— begin —

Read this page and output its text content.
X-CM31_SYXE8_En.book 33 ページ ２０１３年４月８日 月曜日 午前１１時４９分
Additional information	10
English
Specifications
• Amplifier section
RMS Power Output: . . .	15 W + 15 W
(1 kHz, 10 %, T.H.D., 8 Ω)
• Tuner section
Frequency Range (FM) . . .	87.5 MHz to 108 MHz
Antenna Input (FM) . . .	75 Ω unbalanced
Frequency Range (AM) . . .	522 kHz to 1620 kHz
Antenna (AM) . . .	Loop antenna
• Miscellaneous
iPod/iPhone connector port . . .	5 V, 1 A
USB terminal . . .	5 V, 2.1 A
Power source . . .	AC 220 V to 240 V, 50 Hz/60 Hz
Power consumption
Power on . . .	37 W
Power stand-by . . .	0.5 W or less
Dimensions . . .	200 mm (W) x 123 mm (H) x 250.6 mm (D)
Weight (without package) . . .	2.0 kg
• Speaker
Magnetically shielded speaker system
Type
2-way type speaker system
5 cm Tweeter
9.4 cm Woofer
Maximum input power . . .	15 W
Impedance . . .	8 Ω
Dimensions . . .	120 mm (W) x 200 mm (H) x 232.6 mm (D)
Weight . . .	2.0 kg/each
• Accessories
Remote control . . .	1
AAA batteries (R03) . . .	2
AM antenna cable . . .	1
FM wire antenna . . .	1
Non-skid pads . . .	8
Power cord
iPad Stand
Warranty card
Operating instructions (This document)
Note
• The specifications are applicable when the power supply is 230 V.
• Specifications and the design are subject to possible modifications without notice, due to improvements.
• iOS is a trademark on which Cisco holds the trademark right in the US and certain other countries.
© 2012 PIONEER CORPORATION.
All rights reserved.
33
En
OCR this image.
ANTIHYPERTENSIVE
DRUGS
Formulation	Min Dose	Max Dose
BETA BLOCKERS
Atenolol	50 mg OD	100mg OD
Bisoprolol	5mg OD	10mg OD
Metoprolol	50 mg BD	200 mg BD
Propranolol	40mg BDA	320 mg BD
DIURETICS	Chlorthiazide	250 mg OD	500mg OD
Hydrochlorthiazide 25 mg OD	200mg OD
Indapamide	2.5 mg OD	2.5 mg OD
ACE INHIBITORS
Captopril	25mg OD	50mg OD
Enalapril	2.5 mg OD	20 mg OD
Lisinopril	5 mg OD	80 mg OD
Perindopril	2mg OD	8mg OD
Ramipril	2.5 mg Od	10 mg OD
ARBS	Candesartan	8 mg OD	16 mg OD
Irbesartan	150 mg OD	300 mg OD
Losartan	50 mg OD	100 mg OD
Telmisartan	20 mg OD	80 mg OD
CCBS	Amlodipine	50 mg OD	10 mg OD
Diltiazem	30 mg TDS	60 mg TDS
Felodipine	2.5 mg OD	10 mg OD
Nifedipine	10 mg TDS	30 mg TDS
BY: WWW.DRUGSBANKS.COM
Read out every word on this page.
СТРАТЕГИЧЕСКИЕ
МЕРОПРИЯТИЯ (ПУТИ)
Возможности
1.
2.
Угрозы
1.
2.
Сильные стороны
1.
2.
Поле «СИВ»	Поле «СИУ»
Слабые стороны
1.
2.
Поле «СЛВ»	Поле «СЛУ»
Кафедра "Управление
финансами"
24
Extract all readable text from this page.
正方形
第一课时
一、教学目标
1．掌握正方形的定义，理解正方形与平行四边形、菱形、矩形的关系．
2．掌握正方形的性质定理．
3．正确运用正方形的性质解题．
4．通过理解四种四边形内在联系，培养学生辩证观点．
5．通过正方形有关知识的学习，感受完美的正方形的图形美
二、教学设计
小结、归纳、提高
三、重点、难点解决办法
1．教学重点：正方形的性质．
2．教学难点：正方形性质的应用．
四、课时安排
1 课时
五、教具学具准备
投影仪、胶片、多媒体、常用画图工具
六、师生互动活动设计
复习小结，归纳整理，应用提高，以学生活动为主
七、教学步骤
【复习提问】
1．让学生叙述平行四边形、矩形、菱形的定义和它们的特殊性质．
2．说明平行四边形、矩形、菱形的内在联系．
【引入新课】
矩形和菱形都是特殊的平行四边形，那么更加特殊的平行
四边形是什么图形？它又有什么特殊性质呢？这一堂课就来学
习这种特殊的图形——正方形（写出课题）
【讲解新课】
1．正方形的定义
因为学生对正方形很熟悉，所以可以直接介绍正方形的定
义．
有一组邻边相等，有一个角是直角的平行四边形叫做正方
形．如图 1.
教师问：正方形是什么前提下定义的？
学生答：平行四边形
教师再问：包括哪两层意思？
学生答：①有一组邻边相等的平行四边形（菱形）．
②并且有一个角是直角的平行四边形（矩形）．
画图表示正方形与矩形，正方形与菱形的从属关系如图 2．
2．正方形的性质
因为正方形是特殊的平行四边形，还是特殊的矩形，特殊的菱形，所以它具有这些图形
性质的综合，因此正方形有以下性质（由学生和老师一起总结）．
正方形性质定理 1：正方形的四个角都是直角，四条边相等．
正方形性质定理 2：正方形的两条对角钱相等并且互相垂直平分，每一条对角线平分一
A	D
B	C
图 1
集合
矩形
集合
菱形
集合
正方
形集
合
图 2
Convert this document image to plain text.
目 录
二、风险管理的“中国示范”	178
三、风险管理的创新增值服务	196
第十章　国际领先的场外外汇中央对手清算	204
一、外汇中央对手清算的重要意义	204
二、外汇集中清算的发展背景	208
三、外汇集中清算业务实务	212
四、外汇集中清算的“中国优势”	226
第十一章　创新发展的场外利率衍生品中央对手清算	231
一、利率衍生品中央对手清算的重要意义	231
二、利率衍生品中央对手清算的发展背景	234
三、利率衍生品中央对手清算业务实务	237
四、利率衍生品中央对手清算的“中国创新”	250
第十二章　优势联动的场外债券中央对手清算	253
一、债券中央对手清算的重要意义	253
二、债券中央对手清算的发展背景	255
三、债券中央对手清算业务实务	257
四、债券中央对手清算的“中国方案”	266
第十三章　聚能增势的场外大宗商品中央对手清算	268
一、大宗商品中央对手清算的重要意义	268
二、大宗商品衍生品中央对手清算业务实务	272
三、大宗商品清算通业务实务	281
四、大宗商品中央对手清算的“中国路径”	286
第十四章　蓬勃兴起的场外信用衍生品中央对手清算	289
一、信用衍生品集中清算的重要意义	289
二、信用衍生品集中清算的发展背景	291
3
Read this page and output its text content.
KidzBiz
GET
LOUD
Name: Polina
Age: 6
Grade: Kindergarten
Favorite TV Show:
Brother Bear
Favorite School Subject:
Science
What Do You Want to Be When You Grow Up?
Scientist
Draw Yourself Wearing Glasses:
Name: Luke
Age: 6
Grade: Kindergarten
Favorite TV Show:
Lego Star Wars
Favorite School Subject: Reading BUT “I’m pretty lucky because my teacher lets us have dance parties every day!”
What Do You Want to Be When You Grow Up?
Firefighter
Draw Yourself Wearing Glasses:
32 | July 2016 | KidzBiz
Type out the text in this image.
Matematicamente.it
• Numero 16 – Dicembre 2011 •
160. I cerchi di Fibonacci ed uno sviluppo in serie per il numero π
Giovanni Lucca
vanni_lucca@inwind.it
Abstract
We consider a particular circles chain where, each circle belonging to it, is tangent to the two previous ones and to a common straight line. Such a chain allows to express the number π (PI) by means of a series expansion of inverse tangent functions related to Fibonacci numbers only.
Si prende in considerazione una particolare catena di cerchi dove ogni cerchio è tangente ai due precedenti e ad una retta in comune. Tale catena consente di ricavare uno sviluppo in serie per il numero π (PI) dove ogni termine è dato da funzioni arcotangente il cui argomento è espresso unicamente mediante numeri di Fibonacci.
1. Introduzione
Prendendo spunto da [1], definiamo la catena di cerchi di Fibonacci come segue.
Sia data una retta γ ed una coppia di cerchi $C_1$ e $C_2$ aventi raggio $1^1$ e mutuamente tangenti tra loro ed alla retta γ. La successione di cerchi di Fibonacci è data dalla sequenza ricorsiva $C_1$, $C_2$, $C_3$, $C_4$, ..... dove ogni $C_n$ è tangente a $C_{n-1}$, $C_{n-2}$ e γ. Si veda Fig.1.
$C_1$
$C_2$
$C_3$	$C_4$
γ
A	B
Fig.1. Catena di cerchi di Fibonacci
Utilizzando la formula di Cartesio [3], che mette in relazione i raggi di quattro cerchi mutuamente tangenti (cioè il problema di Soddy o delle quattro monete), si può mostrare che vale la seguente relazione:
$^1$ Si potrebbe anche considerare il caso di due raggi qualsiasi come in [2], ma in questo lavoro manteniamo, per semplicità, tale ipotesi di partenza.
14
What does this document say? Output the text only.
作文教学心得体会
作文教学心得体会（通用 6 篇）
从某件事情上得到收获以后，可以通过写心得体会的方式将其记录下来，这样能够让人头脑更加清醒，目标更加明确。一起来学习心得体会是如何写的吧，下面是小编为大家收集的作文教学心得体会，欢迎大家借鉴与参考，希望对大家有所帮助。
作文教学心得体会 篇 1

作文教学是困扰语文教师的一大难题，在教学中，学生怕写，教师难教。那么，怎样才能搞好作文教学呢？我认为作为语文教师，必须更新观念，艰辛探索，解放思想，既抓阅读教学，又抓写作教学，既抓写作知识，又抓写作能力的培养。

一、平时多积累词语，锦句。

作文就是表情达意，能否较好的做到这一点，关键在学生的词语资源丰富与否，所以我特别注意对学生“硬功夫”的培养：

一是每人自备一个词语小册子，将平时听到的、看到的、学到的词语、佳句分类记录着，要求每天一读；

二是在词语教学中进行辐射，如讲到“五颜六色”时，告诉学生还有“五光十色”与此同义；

— end —

Say how many lines have the string "mutuamente" in them, offering no words beyond the number.

2